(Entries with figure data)
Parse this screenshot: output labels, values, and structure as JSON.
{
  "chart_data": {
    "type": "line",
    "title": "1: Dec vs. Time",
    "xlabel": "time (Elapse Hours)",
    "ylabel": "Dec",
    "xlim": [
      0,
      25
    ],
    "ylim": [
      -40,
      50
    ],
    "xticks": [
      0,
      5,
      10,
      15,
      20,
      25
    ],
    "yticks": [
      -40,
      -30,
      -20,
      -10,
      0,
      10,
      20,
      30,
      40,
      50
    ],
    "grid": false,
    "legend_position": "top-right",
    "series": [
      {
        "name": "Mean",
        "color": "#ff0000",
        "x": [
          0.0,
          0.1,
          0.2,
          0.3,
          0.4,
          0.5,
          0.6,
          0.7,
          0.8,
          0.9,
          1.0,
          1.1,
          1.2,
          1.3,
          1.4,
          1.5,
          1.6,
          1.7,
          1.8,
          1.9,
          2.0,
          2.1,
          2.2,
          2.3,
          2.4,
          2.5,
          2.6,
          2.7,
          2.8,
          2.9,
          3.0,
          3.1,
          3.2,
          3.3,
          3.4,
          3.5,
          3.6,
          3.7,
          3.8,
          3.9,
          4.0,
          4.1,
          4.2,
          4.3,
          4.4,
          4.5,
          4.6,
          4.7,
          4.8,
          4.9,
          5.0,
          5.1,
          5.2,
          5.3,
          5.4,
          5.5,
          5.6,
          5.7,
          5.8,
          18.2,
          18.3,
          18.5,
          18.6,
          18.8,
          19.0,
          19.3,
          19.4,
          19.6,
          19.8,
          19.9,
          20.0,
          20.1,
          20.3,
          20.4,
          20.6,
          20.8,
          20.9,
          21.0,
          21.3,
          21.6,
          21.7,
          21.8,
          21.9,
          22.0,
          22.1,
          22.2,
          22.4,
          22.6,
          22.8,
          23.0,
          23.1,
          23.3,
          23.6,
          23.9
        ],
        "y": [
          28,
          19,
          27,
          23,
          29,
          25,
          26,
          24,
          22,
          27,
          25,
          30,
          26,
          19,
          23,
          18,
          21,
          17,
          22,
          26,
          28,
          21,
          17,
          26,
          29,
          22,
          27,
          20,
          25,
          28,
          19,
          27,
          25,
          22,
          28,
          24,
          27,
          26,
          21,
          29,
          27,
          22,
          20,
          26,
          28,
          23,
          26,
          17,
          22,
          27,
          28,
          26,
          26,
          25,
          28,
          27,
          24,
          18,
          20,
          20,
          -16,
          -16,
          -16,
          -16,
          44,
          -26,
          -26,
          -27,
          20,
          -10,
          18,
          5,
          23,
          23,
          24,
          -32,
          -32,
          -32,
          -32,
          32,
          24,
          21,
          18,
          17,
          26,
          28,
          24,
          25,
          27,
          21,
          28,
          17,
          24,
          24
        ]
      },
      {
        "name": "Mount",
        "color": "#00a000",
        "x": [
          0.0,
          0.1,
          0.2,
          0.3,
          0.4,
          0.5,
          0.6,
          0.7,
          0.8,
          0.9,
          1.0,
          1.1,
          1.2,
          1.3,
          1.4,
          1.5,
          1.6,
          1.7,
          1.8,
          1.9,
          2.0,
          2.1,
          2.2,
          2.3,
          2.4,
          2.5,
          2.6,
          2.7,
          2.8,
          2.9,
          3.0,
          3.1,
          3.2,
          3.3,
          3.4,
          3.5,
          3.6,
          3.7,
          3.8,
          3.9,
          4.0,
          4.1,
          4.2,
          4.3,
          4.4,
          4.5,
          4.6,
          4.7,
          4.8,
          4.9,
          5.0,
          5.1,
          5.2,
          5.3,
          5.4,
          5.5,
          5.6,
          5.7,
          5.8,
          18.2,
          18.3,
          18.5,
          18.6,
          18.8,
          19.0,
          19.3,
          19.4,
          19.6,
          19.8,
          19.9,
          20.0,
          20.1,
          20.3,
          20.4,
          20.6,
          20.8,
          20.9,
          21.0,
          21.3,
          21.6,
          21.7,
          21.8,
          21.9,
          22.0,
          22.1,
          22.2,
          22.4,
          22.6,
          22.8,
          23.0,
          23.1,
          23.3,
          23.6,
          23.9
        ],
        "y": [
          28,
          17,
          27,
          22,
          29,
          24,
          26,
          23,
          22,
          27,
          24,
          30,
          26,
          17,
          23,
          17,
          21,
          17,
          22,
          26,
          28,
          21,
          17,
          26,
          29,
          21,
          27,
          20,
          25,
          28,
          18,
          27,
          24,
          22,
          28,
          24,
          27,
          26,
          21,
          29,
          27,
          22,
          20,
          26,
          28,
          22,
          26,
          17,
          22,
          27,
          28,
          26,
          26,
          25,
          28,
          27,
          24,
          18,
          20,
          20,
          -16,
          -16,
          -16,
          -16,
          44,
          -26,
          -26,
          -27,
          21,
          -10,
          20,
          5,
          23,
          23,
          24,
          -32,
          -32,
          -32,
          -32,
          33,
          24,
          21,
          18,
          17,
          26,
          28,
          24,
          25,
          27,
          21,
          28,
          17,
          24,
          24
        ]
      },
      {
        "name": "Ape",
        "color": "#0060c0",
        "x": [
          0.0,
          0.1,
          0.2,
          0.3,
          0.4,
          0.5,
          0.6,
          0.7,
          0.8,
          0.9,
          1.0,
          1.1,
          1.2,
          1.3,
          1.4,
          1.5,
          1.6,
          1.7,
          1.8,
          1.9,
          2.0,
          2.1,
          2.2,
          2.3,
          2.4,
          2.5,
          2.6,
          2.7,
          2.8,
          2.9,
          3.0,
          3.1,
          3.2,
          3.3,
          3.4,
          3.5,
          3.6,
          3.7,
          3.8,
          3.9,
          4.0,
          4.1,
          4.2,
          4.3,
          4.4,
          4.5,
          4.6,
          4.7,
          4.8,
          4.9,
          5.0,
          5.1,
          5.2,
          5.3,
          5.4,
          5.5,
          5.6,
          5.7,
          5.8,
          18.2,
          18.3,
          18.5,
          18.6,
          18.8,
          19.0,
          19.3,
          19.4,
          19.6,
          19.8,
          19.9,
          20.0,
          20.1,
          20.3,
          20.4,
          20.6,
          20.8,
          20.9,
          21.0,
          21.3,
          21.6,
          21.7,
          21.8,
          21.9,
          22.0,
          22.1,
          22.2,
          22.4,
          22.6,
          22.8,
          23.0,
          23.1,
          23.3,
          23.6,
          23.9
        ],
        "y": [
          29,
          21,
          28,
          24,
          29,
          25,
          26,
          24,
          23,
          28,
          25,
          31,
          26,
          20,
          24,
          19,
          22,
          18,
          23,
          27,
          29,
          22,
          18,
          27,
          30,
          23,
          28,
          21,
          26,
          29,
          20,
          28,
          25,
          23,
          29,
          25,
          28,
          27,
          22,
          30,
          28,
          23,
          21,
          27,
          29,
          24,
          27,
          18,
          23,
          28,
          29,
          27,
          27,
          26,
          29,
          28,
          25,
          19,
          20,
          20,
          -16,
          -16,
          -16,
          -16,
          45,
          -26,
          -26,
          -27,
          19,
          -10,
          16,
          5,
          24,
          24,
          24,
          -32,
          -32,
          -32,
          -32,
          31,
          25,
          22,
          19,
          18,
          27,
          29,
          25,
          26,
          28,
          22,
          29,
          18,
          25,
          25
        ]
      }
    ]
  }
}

* [Brief]:
Could you reproduce every record above exactly as it appears?

* [Full solution]:
Parse this screenshot: output labels, values, and structure as JSON.
{
  "chart_data": {
    "type": "line",
    "title": "1: Dec vs. Time",
    "xlabel": "time (Elapse Hours)",
    "ylabel": "Dec",
    "xlim": [
      0,
      25
    ],
    "ylim": [
      -40,
      50
    ],
    "xticks": [
      0,
      5,
      10,
      15,
      20,
      25
    ],
    "yticks": [
      -40,
      -30,
      -20,
      -10,
      0,
      10,
      20,
      30,
      40,
      50
    ],
    "grid": false,
    "legend_position": "top-right",
    "series": [
      {
        "name": "Mean",
        "color": "#ff0000",
        "x": [
          0.0,
          0.1,
          0.2,
          0.3,
          0.4,
          0.5,
          0.6,
          0.7,
          0.8,
          0.9,
          1.0,
          1.1,
          1.2,
          1.3,
          1.4,
          1.5,
          1.6,
          1.7,
          1.8,
          1.9,
          2.0,
          2.1,
          2.2,
          2.3,
          2.4,
          2.5,
          2.6,
          2.7,
          2.8,
          2.9,
          3.0,
          3.1,
          3.2,
          3.3,
          3.4,
          3.5,
          3.6,
          3.7,
          3.8,
          3.9,
          4.0,
          4.1,
          4.2,
          4.3,
          4.4,
          4.5,
          4.6,
          4.7,
          4.8,
          4.9,
          5.0,
          5.1,
          5.2,
          5.3,
          5.4,
          5.5,
          5.6,
          5.7,
          5.8,
          18.2,
          18.3,
          18.5,
          18.6,
          18.8,
          19.0,
          19.3,
          19.4,
          19.6,
          19.8,
          19.9,
          20.0,
          20.1,
          20.3,
          20.4,
          20.6,
          20.8,
          20.9,
          21.0,
          21.3,
          21.6,
          21.7,
          21.8,
          21.9,
          22.0,
          22.1,
          22.2,
          22.4,
          22.6,
          22.8,
          23.0,
          23.1,
          23.3,
          23.6,
          23.9
        ],
        "y": [
          28,
          19,
          27,
          23,
          29,
          25,
          26,
          24,
          22,
          27,
          25,
          30,
          26,
          19,
          23,
          18,
          21,
          17,
          22,
          26,
          28,
          21,
          17,
          26,
          29,
          22,
          27,
          20,
          25,
          28,
          19,
          27,
          25,
          22,
          28,
          24,
          27,
          26,
          21,
          29,
          27,
          22,
          20,
          26,
          28,
          23,
          26,
          17,
          22,
          27,
          28,
          26,
          26,
          25,
          28,
          27,
          24,
          18,
          20,
          20,
          -16,
          -16,
          -16,
          -16,
          44,
          -26,
          -26,
          -27,
          20,
          -10,
          18,
          5,
          23,
          23,
          24,
          -32,
          -32,
          -32,
          -32,
          32,
          24,
          21,
          18,
          17,
          26,
          28,
          24,
          25,
          27,
          21,
          28,
          17,
          24,
          24
        ]
      },
      {
        "name": "Mount",
        "color": "#00a000",
        "x": [
          0.0,
          0.1,
          0.2,
          0.3,
          0.4,
          0.5,
          0.6,
          0.7,
          0.8,
          0.9,
          1.0,
          1.1,
          1.2,
          1.3,
          1.4,
          1.5,
          1.6,
          1.7,
          1.8,
          1.9,
          2.0,
          2.1,
          2.2,
          2.3,
          2.4,
          2.5,
          2.6,
          2.7,
          2.8,
          2.9,
          3.0,
          3.1,
          3.2,
          3.3,
          3.4,
          3.5,
          3.6,
          3.7,
          3.8,
          3.9,
          4.0,
          4.1,
          4.2,
          4.3,
          4.4,
          4.5,
          4.6,
          4.7,
          4.8,
          4.9,
          5.0,
          5.1,
          5.2,
          5.3,
          5.4,
          5.5,
          5.6,
          5.7,
          5.8,
          18.2,
          18.3,
          18.5,
          18.6,
          18.8,
          19.0,
          19.3,
          19.4,
          19.6,
          19.8,
          19.9,
          20.0,
          20.1,
          20.3,
          20.4,
          20.6,
          20.8,
          20.9,
          21.0,
          21.3,
          21.6,
          21.7,
          21.8,
          21.9,
          22.0,
          22.1,
          22.2,
          22.4,
          22.6,
          22.8,
          23.0,
          23.1,
          23.3,
          23.6,
          23.9
        ],
        "y": [
          28,
          17,
          27,
          22,
          29,
          24,
          26,
          23,
          22,
          27,
          24,
          30,
          26,
          17,
          23,
          17,
          21,
          17,
          22,
          26,
          28,
          21,
          17,
          26,
          29,
          21,
          27,
          20,
          25,
          28,
          18,
          27,
          24,
          22,
          28,
          24,
          27,
          26,
          21,
          29,
          27,
          22,
          20,
          26,
          28,
          22,
          26,
          17,
          22,
          27,
          28,
          26,
          26,
          25,
          28,
          27,
          24,
          18,
          20,
          20,
          -16,
          -16,
          -16,
          -16,
          44,
          -26,
          -26,
          -27,
          21,
          -10,
          20,
          5,
          23,
          23,
          24,
          -32,
          -32,
          -32,
          -32,
          33,
          24,
          21,
          18,
          17,
          26,
          28,
          24,
          25,
          27,
          21,
          28,
          17,
          24,
          24
        ]
      },
      {
        "name": "Ape",
        "color": "#0060c0",
        "x": [
          0.0,
          0.1,
          0.2,
          0.3,
          0.4,
          0.5,
          0.6,
          0.7,
          0.8,
          0.9,
          1.0,
          1.1,
          1.2,
          1.3,
          1.4,
          1.5,
          1.6,
          1.7,
          1.8,
          1.9,
          2.0,
          2.1,
          2.2,
          2.3,
          2.4,
          2.5,
          2.6,
          2.7,
          2.8,
          2.9,
          3.0,
          3.1,
          3.2,
          3.3,
          3.4,
          3.5,
          3.6,
          3.7,
          3.8,
          3.9,
          4.0,
          4.1,
          4.2,
          4.3,
          4.4,
          4.5,
          4.6,
          4.7,
          4.8,
          4.9,
          5.0,
          5.1,
          5.2,
          5.3,
          5.4,
          5.5,
          5.6,
          5.7,
          5.8,
          18.2,
          18.3,
          18.5,
          18.6,
          18.8,
          19.0,
          19.3,
          19.4,
          19.6,
          19.8,
          19.9,
          20.0,
          20.1,
          20.3,
          20.4,
          20.6,
          20.8,
          20.9,
          21.0,
          21.3,
          21.6,
          21.7,
          21.8,
          21.9,
          22.0,
          22.1,
          22.2,
          22.4,
          22.6,
          22.8,
          23.0,
          23.1,
          23.3,
          23.6,
          23.9
        ],
        "y": [
          29,
          21,
          28,
          24,
          29,
          25,
          26,
          24,
          23,
          28,
          25,
          31,
          26,
          20,
          24,
          19,
          22,
          18,
          23,
          27,
          29,
          22,
          18,
          27,
          30,
          23,
          28,
          21,
          26,
          29,
          20,
          28,
          25,
          23,
          29,
          25,
          28,
          27,
          22,
          30,
          28,
          23,
          21,
          27,
          29,
          24,
          27,
          18,
          23,
          28,
          29,
          27,
          27,
          26,
          29,
          28,
          25,
          19,
          20,
          20,
          -16,
          -16,
          -16,
          -16,
          45,
          -26,
          -26,
          -27,
          19,
          -10,
          16,
          5,
          24,
          24,
          24,
          -32,
          -32,
          -32,
          -32,
          31,
          25,
          22,
          19,
          18,
          27,
          29,
          25,
          26,
          28,
          22,
          29,
          18,
          25,
          25
        ]
      }
    ]
  }
}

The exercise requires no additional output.